>>>>
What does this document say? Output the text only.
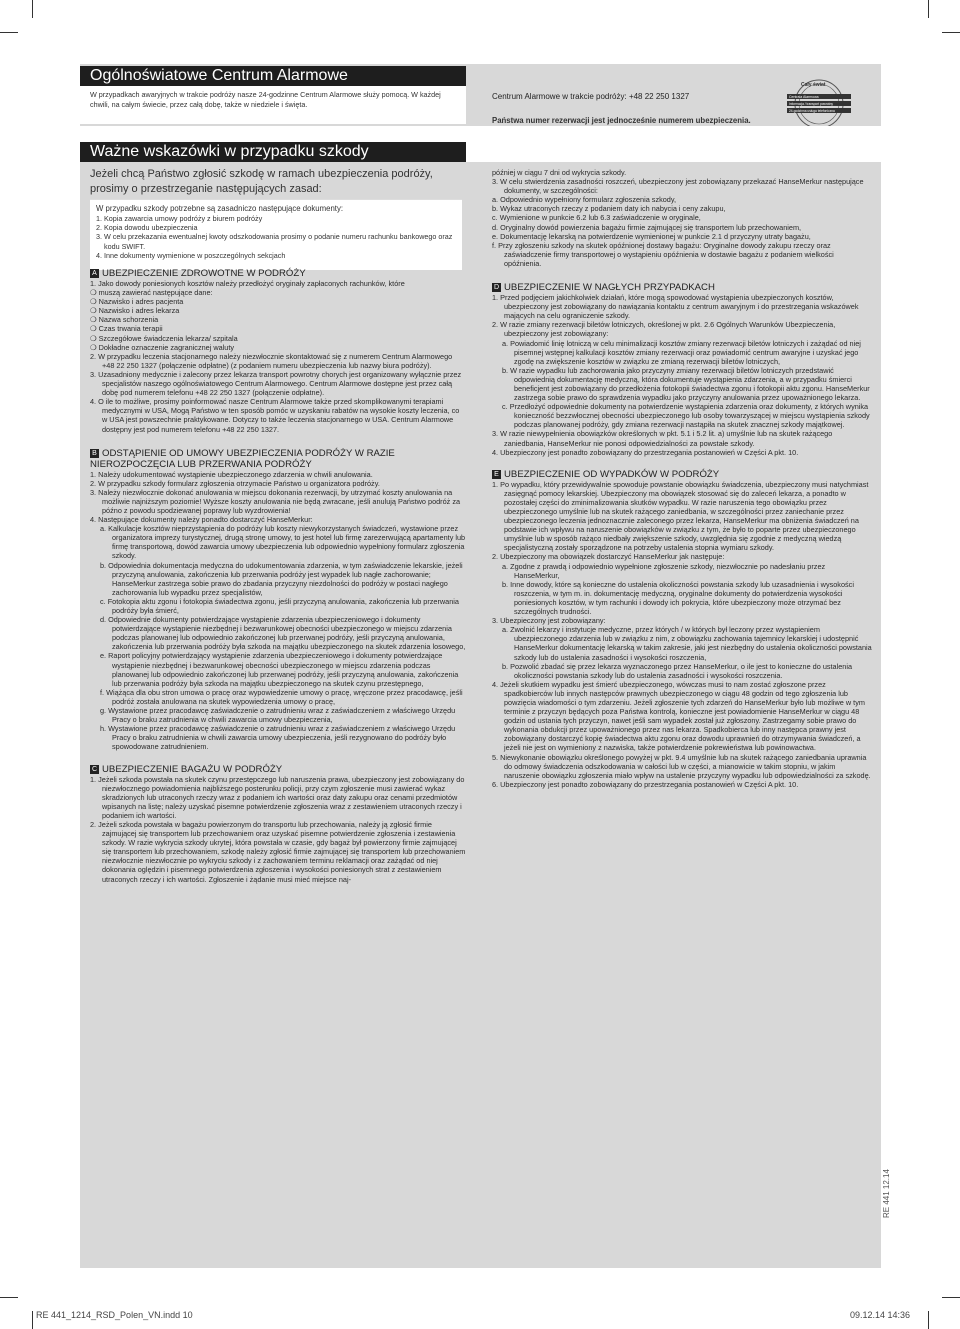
Ogólnoświatowe Centrum Alarmowe
W przypadkach awaryjnych w trakcie podróży nasze 24-godzinne Centrum Alarmowe służy pomocą. W każdej chwili, na całym świecie, przez całą dobę, także w niedziele i święta.
Centrum Alarmowe w trakcie podróży: +48 22 250 1327
Państwa numer rezerwacji jest jednocześnie numerem ubezpieczenia.
Cały świat
Centrala Alarmowa
Informacja / transport powrotny
24-godzinna usługa telefoniczna
Ważne wskazówki w przypadku szkody
Jeżeli chcą Państwo zgłosić szkodę w ramach ubezpieczenia podróży, prosimy o przestrzeganie następujących zasad:
W przypadku szkody potrzebne są zasadniczo następujące dokumenty:

1. Kopia zawarcia umowy podróży z biurem podróży

2. Kopia dowodu ubezpieczenia

3. W celu przekazania ewentualnej kwoty odszkodowania prosimy o podanie numeru rachunku bankowego oraz kodu SWIFT.

4. Inne dokumenty wymienione w poszczególnych sekcjach

A UBEZPIECZENIE ZDROWOTNE W PODRÓŻY

1. Jako dowody poniesionych kosztów należy przedłożyć oryginały zapłaconych rachunków, które

❍ muszą zawierać następujące dane:

❍ Nazwisko i adres pacjenta

❍ Nazwisko i adres lekarza

❍ Nazwa schorzenia

❍ Czas trwania terapii

❍ Szczegółowe świadczenia lekarza/ szpitala

❍ Dokładne oznaczenie zagranicznej waluty

2. W przypadku leczenia stacjonarnego należy niezwłocznie skontaktować się z numerem Centrum Alarmowego +48 22 250 1327 (połączenie odpłatne) (z podaniem numeru ubezpieczenia lub nazwy biura podróży).

3. Uzasadniony medycznie i zalecony przez lekarza transport powrotny chorych jest organizowany wyłącznie przez specjalistów naszego ogólnoświatowego Centrum Alarmowego. Centrum Alarmowe dostępne jest przez całą dobę pod numerem telefonu +48 22 250 1327 (połączenie odpłatne).

4. O ile to możliwe, prosimy poinformować nasze Centrum Alarmowe także przed skomplikowanymi terapiami medycznymi w USA, Mogą Państwo w ten sposób pomóc w uzyskaniu rabatów na wysokie koszty leczenia, co w USA jest powszechnie praktykowane. Dotyczy to także leczenia stacjonarnego w USA. Centrum Alarmowe dostępny jest pod numerem telefonu +48 22 250 1327.

B ODSTĄPIENIE OD UMOWY UBEZPIECZENIA PODRÓŻY W RAZIE NIEROZPOCZĘCIA LUB PRZERWANIA PODRÓŻY

1. Należy udokumentować wystąpienie ubezpieczonego zdarzenia w chwili anulowania.

2. W przypadku szkody formularz zgłoszenia otrzymacie Państwo u organizatora podróży.

3. Należy niezwłocznie dokonać anulowania w miejscu dokonania rezerwacji, by utrzymać koszty anulowania na możliwie najniższym poziomie! Wyższe koszty anulowania nie będą zwracane, jeśli anulują Państwo podróż za późno z powodu spodziewanej poprawy lub wyzdrowienia!

4. Następujące dokumenty należy ponadto dostarczyć HanseMerkur:

a. Kalkulacje kosztów nieprzystąpienia do podróży lub koszty niewykorzystanych świadczeń, wystawione przez organizatora imprezy turystycznej, drugą stronę umowy, to jest hotel lub firmę zarezerwującą apartamenty lub firmę transportową, dowód zawarcia umowy ubezpieczenia lub odpowiednio wypełniony formularz zgłoszenia szkody.

b. Odpowiednia dokumentacja medyczna do udokumentowania zdarzenia, w tym zaświadczenie lekarskie, jeżeli przyczyną anulowania, zakończenia lub przerwania podróży jest wypadek lub nagłe zachorowanie; HanseMerkur zastrzega sobie prawo do zbadania przyczyny niezdolności do podróży w postaci nagłego zachorowania lub wypadku przez specjalistów,

c. Fotokopia aktu zgonu i fotokopia świadectwa zgonu, jeśli przyczyną anulowania, zakończenia lub przerwania podróży była śmierć,

d. Odpowiednie dokumenty potwierdzające wystąpienie zdarzenia ubezpieczeniowego i dokumenty potwierdzające wystąpienie niezbędnej i bezwarunkowej obecności ubezpieczonego w miejscu zdarzenia podczas planowanej lub odpowiednio zakończonej lub przerwanej podróży, jeśli przyczyną anulowania, zakończenia lub przerwania podróży była szkoda na majątku ubezpieczonego na skutek zdarzenia losowego,

e. Raport policyjny potwierdzający wystąpienie zdarzenia ubezpieczeniowego i dokumenty potwierdzające wystąpienie niezbędnej i bezwarunkowej obecności ubezpieczonego w miejscu zdarzenia podczas planowanej lub odpowiednio zakończonej lub przerwanej podróży, jeśli przyczyną anulowania, zakończenia lub przerwania podróży była szkoda na majątku ubezpieczonego na skutek czynu przestępnego,

f. Wiążąca dla obu stron umowa o pracę oraz wypowiedzenie umowy o pracę, wręczone przez pracodawcę, jeśli podróż została anulowana na skutek wypowiedzenia umowy o pracę,

g. Wystawione przez pracodawcę zaświadczenie o zatrudnieniu wraz z zaświadczeniem z właściwego Urzędu Pracy o braku zatrudnienia w chwili zawarcia umowy ubezpieczenia,

h. Wystawione przez pracodawcę zaświadczenie o zatrudnieniu wraz z zaświadczeniem z właściwego Urzędu Pracy o braku zatrudnienia w chwili zawarcia umowy ubezpieczenia, jeśli rezygnowano do podróży było spowodowane zatrudnieniem.

C UBEZPIECZENIE BAGAŻU W PODRÓŻY

1. Jeżeli szkoda powstała na skutek czynu przestępczego lub naruszenia prawa, ubezpieczony jest zobowiązany do niezwłocznego powiadomienia najbliższego posterunku policji, przy czym zgłoszenie musi zawierać wykaz skradzionych lub utraconych rzeczy wraz z podaniem ich wartości oraz daty zakupu oraz cenami przedmiotów wpisanych na listę; należy uzyskać pisemne potwierdzenie zgłoszenia wraz z zestawieniem utraconych rzeczy i podaniem ich wartości.

2. Jeżeli szkoda powstała w bagażu powierzonym do transportu lub przechowania, należy ją zgłosić firmie zajmującej się transportem lub przechowaniem oraz uzyskać pisemne potwierdzenie zgłoszenia i zestawienia szkody. W razie wykrycia szkody ukrytej, która powstała w czasie, gdy bagaż był powierzony firmie zajmującej się transportem lub przechowaniem, szkodę należy zgłosić firmie zajmującej się transportem lub przechowaniem niezwłocznie niezwłocznie po wykryciu szkody i z zachowaniem terminu reklamacji oraz zażądać od niej dokonania oględzin i pisemnego potwierdzenia zgłoszenia i wysokości poniesionych strat z zestawieniem utraconych rzeczy i ich wartości. Zgłoszenie i żądanie musi mieć miejsce naj-

później w ciągu 7 dni od wykrycia szkody.

3. W celu stwierdzenia zasadności roszczeń, ubezpieczony jest zobowiązany przekazać HanseMerkur następujące dokumenty, w szczególności:

a. Odpowiednio wypełniony formularz zgłoszenia szkody,

b. Wykaz utraconych rzeczy z podaniem daty ich nabycia i ceny zakupu,

c. Wymienione w punkcie 6.2 lub 6.3 zaświadczenie w oryginale,

d. Oryginalny dowód powierzenia bagażu firmie zajmującej się transportem lub przechowaniem,

e. Dokumentację lekarską na potwierdzenie wymienionej w punkcie 2.1 d przyczyny utraty bagażu,

f. Przy zgłoszeniu szkody na skutek opóźnionej dostawy bagażu: Oryginalne dowody zakupu rzeczy oraz zaświadczenie firmy transportowej o wystąpieniu opóźnienia w dostawie bagażu z podaniem wielkości opóźnienia.

D UBEZPIECZENIE W NAGŁYCH PRZYPADKACH

1. Przed podjęciem jakichkolwiek działań, które mogą spowodować wystąpienia ubezpieczonych kosztów, ubezpieczony jest zobowiązany do nawiązania kontaktu z centrum awaryjnym i do przestrzegania wskazówek mających na celu ograniczenie szkody.

2. W razie zmiany rezerwacji biletów lotniczych, określonej w pkt. 2.6 Ogólnych Warunków Ubezpieczenia, ubezpieczony jest zobowiązany:

a. Powiadomić linię lotniczą w celu minimalizacji kosztów zmiany rezerwacji biletów lotniczych i zażądać od niej pisemnej wstępnej kalkulacji kosztów zmiany rezerwacji oraz powiadomić centrum awaryjne i uzyskać jego zgodę na zwiększenie kosztów w związku ze zmianą rezerwacji biletów lotniczych,

b. W razie wypadku lub zachorowania jako przyczyny zmiany rezerwacji biletów lotniczych przedstawić odpowiednią dokumentację medyczną, która dokumentuje wystąpienia zdarzenia, a w przypadku śmierci beneficjent jest zobowiązany do przedłożenia fotokopii świadectwa zgonu i fotokopii aktu zgonu. HanseMerkur zastrzega sobie prawo do sprawdzenia wypadku jako przyczyny anulowania przez upoważnionego lekarza.

c. Przedłożyć odpowiednie dokumenty na potwierdzenie wystąpienia zdarzenia oraz dokumenty, z których wynika konieczność bezzwłocznej obecności ubezpieczonego lub osoby towarzyszącej w miejscu wystąpienia szkody podczas planowanej podróży, gdy zmiana rezerwacji nastąpiła na skutek znacznej szkody majątkowej.

3. W razie niewypełnienia obowiązków określonych w pkt. 5.1 i 5.2 lit. a) umyślnie lub na skutek rażącego zaniedbania, HanseMerkur nie ponosi odpowiedzialności za powstałe szkody.

4. Ubezpieczony jest ponadto zobowiązany do przestrzegania postanowień w Części A pkt. 10.

E UBEZPIECZENIE OD WYPADKÓW W PODRÓŻY

1. Po wypadku, który przewidywalnie spowoduje powstanie obowiązku świadczenia, ubezpieczony musi natychmiast zasięgnąć pomocy lekarskiej. Ubezpieczony ma obowiązek stosować się do zaleceń lekarza, a ponadto w pozostałej części do zminimalizowania skutków wypadku. W razie naruszenia tego obowiązku przez ubezpieczonego umyślnie lub na skutek rażącego zaniedbania, w szczególności przez zaniechanie przez ubezpieczonego leczenia jednoznacznie zaleconego przez lekarza, HanseMerkur ma obniżenia świadczeń na podstawie ich wpływu na naruszenie obowiązków w związku z tym, że było to poparte przez ubezpieczonego umyślnie lub w sposób rażąco niedbały zwiększenie szkody, uwzględnia się zgodnie z medyczną wiedzą specjalistyczną zostały sporządzone na potrzeby ustalenia stopnia wymiaru szkody.

2. Ubezpieczony ma obowiązek dostarczyć HanseMerkur jak następuje:

a. Zgodne z prawdą i odpowiednio wypełnione zgłoszenie szkody, niezwłocznie po nadesłaniu przez HanseMerkur,

b. Inne dowody, które są konieczne do ustalenia okoliczności powstania szkody lub uzasadnienia i wysokości roszczenia, w tym m. in. dokumentację medyczną, oryginalne dokumenty do potwierdzenia wysokości poniesionych kosztów, w tym rachunki i dowody ich pokrycia, które ubezpieczony może otrzymać bez szczególnych trudności.

3. Ubezpieczony jest zobowiązany:

a. Zwolnić lekarzy i instytucje medyczne, przez których / w których był leczony przez wystąpieniem ubezpieczonego zdarzenia lub w związku z nim, z obowiązku zachowania tajemnicy lekarskiej i udostępnić HanseMerkur dokumentację lekarską w takim zakresie, jaki jest niezbędny do ustalenia okoliczności powstania szkody lub do ustalenia zasadności i wysokości roszczenia,

b. Pozwolić zbadać się przez lekarza wyznaczonego przez HanseMerkur, o ile jest to konieczne do ustalenia okoliczności powstania szkody lub do ustalenia zasadności i wysokości roszczenia.

4. Jeżeli skutkiem wypadku jest śmierć ubezpieczonego, wówczas musi to nam zostać zgłoszone przez spadkobierców lub innych następców prawnych ubezpieczonego w ciągu 48 godzin od tego zgłoszenia lub powzięcia wiadomości o tym zdarzeniu. Jeżeli zgłoszenie tych zdarzeń do HanseMerkur było lub możliwe w tym terminie z przyczyn będących poza Państwa kontrolą, konieczne jest powiadomienie HanseMerkur w ciągu 48 godzin od ustania tych przyczyn, nawet jeśli sam wypadek został już zgłoszony. Zastrzegamy sobie prawo do wykonania obdukcji przez upoważnionego przez nas lekarza. Spadkobierca lub inny następca prawny jest zobowiązany dostarczyć kopię świadectwa aktu zgonu oraz dowodu uprawnień do otrzymywania świadczeń, a jeżeli nie jest on wymieniony z nazwiska, także potwierdzenie pokrewieństwa lub powinowactwa.

5. Niewykonanie obowiązku określonego powyżej w pkt. 9.4 umyślnie lub na skutek rażącego zaniedbania uprawnia do odmowy świadczenia odszkodowania w całości lub w części, a mianowicie w takim stopniu, w jakim naruszenie obowiązku zgłoszenia miało wpływ na ustalenie przyczyny wypadku lub odpowiedzialności za szkodę.

6. Ubezpieczony jest ponadto zobowiązany do przestrzegania postanowień w Części A pkt. 10.

RE 441 12.14
RE 441_1214_RSD_Polen_VN.indd 10	09.12.14 14:36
<<<<
→ TASK BRIEF: Your task is to gather all lines from the entries above that hold the word "połączenie".

→ THE ANSWER:
2. W przypadku leczenia stacjonarnego należy niezwłocznie skontaktować się z numerem Centrum Alarmowego +48 22 250 1327 (połączenie odpłatne) (z podaniem numeru ubezpieczenia lub nazwy biura podróży).
3. Uzasadniony medycznie i zalecony przez lekarza transport powrotny chorych jest organizowany wyłącznie przez specjalistów naszego ogólnoświatowego Centrum Alarmowego. Centrum Alarmowe dostępne jest przez całą dobę pod numerem telefonu +48 22 250 1327 (połączenie odpłatne).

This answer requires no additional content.